## Task to carry out:
Quote every line as written. Omit pictures.

## Supplied material:
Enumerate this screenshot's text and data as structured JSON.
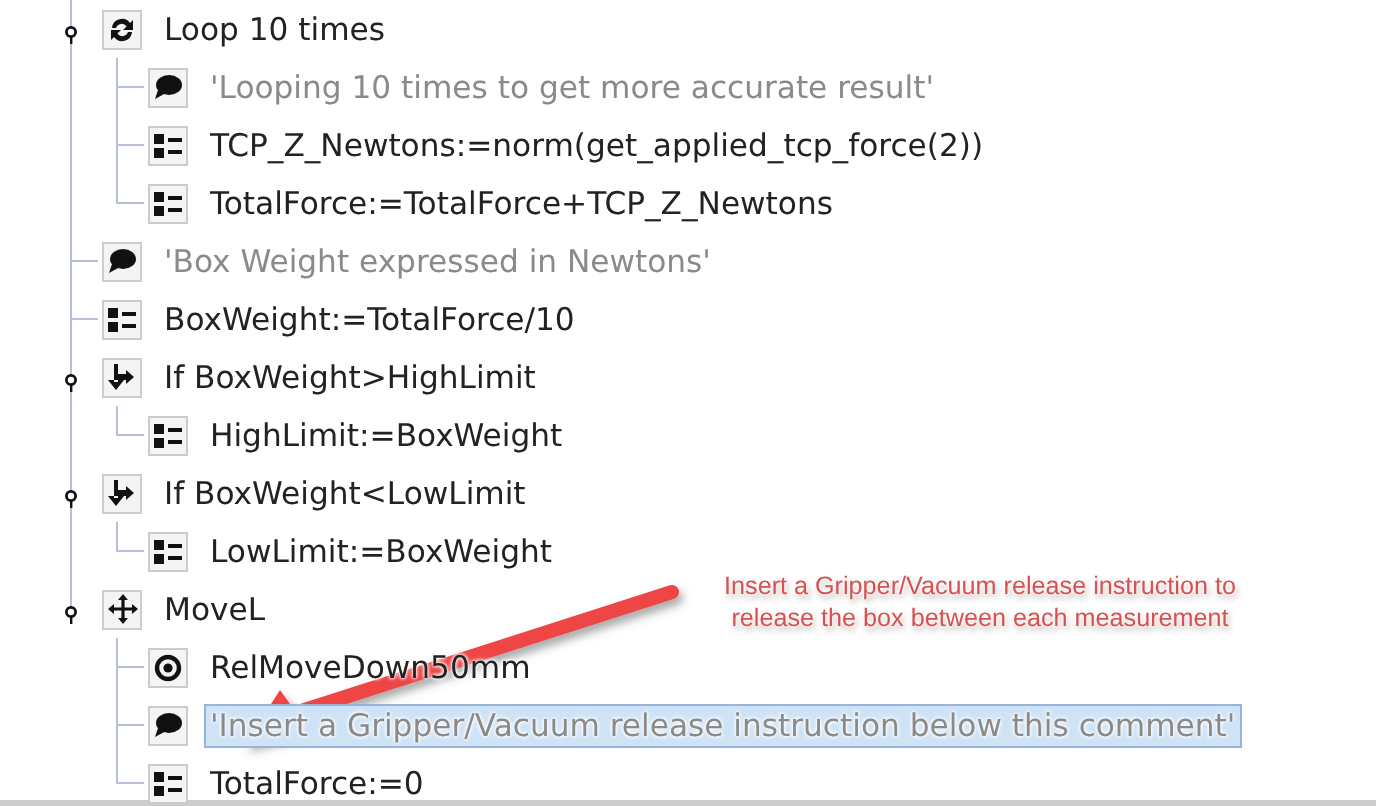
{
  "program_tree": [
    {
      "kind": "loop",
      "label": "Loop 10 times",
      "expanded": true,
      "children": [
        {
          "kind": "comment",
          "label": "'Looping 10 times to get more accurate result'"
        },
        {
          "kind": "assignment",
          "label": "TCP_Z_Newtons:=norm(get_applied_tcp_force(2))"
        },
        {
          "kind": "assignment",
          "label": "TotalForce:=TotalForce+TCP_Z_Newtons"
        }
      ]
    },
    {
      "kind": "comment",
      "label": "'Box Weight expressed in Newtons'"
    },
    {
      "kind": "assignment",
      "label": "BoxWeight:=TotalForce/10"
    },
    {
      "kind": "if",
      "label": "If BoxWeight>HighLimit",
      "expanded": true,
      "children": [
        {
          "kind": "assignment",
          "label": "HighLimit:=BoxWeight"
        }
      ]
    },
    {
      "kind": "if",
      "label": "If BoxWeight<LowLimit",
      "expanded": true,
      "children": [
        {
          "kind": "assignment",
          "label": "LowLimit:=BoxWeight"
        }
      ]
    },
    {
      "kind": "move",
      "label": "MoveL",
      "expanded": true,
      "children": [
        {
          "kind": "waypoint",
          "label": "RelMoveDown50mm"
        },
        {
          "kind": "comment",
          "label": "'Insert a Gripper/Vacuum release instruction below this comment'",
          "selected": true
        },
        {
          "kind": "assignment",
          "label": "TotalForce:=0"
        }
      ]
    }
  ],
  "annotation": {
    "text": "Insert a Gripper/Vacuum release instruction to release the box between each measurement"
  }
}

## Response to the exercise:
Enumerate this screenshot's text and data as structured JSON.
{
  "program_tree": [
    {
      "kind": "loop",
      "label": "Loop 10 times",
      "expanded": true,
      "children": [
        {
          "kind": "comment",
          "label": "'Looping 10 times to get more accurate result'"
        },
        {
          "kind": "assignment",
          "label": "TCP_Z_Newtons:=norm(get_applied_tcp_force(2))"
        },
        {
          "kind": "assignment",
          "label": "TotalForce:=TotalForce+TCP_Z_Newtons"
        }
      ]
    },
    {
      "kind": "comment",
      "label": "'Box Weight expressed in Newtons'"
    },
    {
      "kind": "assignment",
      "label": "BoxWeight:=TotalForce/10"
    },
    {
      "kind": "if",
      "label": "If BoxWeight>HighLimit",
      "expanded": true,
      "children": [
        {
          "kind": "assignment",
          "label": "HighLimit:=BoxWeight"
        }
      ]
    },
    {
      "kind": "if",
      "label": "If BoxWeight<LowLimit",
      "expanded": true,
      "children": [
        {
          "kind": "assignment",
          "label": "LowLimit:=BoxWeight"
        }
      ]
    },
    {
      "kind": "move",
      "label": "MoveL",
      "expanded": true,
      "children": [
        {
          "kind": "waypoint",
          "label": "RelMoveDown50mm"
        },
        {
          "kind": "comment",
          "label": "'Insert a Gripper/Vacuum release instruction below this comment'",
          "selected": true
        },
        {
          "kind": "assignment",
          "label": "TotalForce:=0"
        }
      ]
    }
  ],
  "annotation": {
    "text": "Insert a Gripper/Vacuum release instruction to release the box between each measurement"
  }
}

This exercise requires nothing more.